> REQUIRED TASK
Locate all lines with the word "text" and copy them out.

Part of a data file
'''
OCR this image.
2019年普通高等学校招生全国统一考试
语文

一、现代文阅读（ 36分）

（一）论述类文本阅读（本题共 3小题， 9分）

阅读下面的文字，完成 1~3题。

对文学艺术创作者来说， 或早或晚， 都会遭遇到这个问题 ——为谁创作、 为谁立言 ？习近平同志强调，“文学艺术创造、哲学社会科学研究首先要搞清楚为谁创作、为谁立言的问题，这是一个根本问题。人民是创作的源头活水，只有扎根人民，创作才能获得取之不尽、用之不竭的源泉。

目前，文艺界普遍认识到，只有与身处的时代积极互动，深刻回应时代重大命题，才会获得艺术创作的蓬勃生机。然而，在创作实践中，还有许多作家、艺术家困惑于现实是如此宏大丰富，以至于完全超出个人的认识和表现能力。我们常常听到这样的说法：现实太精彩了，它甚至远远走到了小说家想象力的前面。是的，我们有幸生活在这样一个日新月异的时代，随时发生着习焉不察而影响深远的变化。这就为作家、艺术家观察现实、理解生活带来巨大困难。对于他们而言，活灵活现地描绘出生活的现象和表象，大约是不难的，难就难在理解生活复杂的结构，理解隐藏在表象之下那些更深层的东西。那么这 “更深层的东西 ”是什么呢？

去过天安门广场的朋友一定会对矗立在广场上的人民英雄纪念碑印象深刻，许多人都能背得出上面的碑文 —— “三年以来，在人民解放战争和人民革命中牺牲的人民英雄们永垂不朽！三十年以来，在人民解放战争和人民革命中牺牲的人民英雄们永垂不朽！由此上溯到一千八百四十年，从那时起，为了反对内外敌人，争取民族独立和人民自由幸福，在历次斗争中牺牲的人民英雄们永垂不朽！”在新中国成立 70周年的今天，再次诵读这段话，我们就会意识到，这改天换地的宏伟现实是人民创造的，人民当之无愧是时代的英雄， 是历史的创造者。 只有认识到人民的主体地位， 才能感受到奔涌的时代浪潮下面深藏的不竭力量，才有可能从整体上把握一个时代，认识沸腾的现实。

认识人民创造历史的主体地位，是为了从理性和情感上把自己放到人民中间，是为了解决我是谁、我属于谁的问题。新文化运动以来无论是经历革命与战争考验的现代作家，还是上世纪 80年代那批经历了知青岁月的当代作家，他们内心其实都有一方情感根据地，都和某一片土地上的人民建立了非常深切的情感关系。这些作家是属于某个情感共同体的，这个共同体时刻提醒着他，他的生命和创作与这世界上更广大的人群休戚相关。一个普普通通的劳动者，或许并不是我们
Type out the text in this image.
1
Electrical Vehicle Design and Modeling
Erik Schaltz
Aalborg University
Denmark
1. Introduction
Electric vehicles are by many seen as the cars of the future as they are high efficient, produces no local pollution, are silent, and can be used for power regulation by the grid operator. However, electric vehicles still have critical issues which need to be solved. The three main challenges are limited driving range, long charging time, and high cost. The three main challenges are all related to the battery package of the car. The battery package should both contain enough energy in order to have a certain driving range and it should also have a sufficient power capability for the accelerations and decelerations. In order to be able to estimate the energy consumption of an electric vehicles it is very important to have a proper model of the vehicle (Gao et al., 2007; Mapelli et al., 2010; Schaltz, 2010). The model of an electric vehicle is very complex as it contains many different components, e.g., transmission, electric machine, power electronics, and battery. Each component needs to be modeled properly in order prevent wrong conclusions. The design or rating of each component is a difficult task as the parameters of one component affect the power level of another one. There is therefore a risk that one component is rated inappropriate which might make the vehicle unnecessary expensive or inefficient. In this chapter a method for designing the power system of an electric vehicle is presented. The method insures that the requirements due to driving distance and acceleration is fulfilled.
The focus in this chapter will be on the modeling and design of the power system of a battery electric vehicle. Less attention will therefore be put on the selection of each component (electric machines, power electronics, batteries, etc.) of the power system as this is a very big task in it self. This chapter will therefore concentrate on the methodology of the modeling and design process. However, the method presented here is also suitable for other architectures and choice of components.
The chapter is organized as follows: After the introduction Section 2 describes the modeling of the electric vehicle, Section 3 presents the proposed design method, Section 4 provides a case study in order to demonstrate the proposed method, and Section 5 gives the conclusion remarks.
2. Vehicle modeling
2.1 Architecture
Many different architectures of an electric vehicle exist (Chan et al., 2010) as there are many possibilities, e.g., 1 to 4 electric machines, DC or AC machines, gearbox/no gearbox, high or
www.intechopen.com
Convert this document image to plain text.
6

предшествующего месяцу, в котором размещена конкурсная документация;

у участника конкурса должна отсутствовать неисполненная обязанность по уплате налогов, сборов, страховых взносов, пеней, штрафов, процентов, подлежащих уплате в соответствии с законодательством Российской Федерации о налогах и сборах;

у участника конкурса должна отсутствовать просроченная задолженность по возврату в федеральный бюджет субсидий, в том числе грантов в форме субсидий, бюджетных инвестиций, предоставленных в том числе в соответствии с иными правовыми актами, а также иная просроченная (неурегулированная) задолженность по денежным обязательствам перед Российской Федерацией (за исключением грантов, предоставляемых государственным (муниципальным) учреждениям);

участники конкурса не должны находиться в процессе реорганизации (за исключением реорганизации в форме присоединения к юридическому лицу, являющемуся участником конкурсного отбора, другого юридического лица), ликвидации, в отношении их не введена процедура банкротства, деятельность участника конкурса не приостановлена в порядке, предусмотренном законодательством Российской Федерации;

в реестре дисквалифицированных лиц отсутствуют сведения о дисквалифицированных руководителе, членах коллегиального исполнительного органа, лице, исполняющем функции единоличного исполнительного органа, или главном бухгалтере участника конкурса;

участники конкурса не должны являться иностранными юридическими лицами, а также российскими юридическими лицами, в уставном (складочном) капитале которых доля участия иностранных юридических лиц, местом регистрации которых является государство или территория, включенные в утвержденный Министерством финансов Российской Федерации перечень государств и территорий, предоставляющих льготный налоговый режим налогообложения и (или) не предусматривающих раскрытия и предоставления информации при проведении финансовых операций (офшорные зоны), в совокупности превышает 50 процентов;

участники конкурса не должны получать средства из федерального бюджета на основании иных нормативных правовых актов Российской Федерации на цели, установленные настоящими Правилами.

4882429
'''
> OUTPUT FOR THIS TASK
Type out the text in this image.
Convert this document image to plain text.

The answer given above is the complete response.